● **REQUIRED WORK**: Each entry below is to be printed verbatim.

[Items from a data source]
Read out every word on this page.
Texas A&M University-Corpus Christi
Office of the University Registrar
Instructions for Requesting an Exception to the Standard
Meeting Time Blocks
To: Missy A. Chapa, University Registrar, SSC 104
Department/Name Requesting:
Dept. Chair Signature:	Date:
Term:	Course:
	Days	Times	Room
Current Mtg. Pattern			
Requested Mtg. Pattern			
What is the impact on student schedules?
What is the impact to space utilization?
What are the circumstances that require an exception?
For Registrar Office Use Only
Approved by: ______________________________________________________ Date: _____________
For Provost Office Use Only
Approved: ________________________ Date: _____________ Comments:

● **WRITTEN SOLUTION**:
Read out every word on this page.
Texas A&M University-Corpus Christi
Office of the University Registrar
Instructions for Requesting an Exception to the Standard
Meeting Time Blocks
To: Missy A. Chapa, University Registrar, SSC 104
Department/Name Requesting:
Dept. Chair Signature:	Date:
Term:	Course:
	Days	Times	Room
Current Mtg. Pattern			
Requested Mtg. Pattern			
What is the impact on student schedules?
What is the impact to space utilization?
What are the circumstances that require an exception?
For Registrar Office Use Only
Approved by: ______________________________________________________ Date: _____________
For Provost Office Use Only
Approved: ________________________ Date: _____________ Comments:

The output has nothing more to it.